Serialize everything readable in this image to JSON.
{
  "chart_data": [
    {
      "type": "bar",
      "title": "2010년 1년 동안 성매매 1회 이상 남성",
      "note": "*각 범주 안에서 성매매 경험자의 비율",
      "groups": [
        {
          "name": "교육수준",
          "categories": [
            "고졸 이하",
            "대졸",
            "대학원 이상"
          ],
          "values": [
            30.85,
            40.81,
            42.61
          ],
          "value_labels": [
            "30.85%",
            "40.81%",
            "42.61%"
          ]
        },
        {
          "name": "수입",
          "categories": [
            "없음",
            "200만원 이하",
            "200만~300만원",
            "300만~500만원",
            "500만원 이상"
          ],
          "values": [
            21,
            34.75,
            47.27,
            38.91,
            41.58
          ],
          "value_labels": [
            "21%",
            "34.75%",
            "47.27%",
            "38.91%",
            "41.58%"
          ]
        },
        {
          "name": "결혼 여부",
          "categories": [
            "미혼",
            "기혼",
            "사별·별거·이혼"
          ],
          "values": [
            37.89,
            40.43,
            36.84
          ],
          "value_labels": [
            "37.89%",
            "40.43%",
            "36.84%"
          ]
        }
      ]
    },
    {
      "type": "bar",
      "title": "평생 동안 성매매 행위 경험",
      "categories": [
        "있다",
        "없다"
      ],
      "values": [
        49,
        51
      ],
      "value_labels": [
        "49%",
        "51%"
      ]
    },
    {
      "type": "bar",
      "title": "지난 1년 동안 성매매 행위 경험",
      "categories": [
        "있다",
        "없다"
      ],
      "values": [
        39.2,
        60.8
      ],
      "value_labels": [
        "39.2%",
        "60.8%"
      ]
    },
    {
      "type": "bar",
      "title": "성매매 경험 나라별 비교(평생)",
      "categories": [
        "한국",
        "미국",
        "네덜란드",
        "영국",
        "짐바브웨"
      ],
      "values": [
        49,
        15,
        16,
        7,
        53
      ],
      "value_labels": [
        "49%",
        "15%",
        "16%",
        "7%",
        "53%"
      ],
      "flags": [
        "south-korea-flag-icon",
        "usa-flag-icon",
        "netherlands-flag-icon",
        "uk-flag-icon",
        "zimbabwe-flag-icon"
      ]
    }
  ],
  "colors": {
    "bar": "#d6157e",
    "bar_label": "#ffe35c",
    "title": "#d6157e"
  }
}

━━━

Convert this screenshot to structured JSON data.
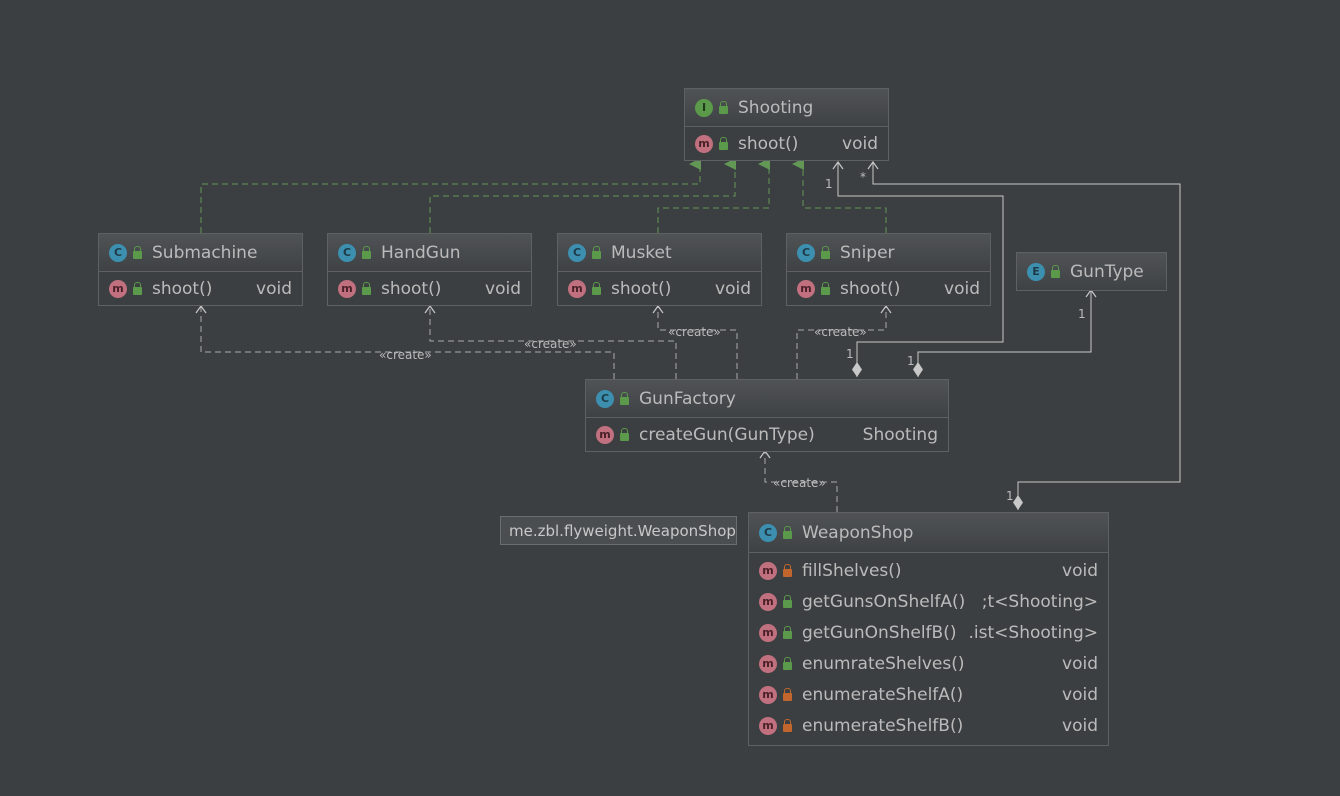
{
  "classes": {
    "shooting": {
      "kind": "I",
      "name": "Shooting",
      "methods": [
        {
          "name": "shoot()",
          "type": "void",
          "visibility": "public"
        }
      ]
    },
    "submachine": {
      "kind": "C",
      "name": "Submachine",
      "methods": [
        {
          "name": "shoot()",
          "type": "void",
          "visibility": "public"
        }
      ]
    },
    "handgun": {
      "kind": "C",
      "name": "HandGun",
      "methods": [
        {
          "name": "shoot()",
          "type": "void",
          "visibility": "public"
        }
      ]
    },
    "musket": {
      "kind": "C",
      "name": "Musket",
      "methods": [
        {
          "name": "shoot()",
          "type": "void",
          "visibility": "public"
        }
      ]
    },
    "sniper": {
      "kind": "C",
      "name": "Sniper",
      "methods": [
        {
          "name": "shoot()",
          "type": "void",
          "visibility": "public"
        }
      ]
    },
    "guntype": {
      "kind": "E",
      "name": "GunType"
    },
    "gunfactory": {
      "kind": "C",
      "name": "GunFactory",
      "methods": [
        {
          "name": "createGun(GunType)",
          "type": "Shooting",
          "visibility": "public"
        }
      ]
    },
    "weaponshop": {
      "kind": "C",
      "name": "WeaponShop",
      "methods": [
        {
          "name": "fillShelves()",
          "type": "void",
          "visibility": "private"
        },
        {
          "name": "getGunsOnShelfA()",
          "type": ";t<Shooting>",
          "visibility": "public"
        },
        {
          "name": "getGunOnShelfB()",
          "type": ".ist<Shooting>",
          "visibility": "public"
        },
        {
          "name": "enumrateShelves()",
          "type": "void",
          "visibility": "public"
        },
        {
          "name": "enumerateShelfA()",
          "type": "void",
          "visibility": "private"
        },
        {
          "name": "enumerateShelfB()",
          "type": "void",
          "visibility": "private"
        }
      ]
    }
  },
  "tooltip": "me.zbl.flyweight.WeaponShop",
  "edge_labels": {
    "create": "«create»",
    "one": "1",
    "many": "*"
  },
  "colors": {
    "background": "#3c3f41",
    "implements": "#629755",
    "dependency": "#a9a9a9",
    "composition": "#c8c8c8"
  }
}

━━━

- TASK -
Filter the records, keeping only lines that contain "title", and show those lines.

- FINISHED TASK -
      "title": "2010년 1년 동안 성매매 1회 이상 남성",
      "title": "평생 동안 성매매 행위 경험",
      "title": "지난 1년 동안 성매매 행위 경험",
      "title": "성매매 경험 나라별 비교(평생)",
    "title": "#d6157e"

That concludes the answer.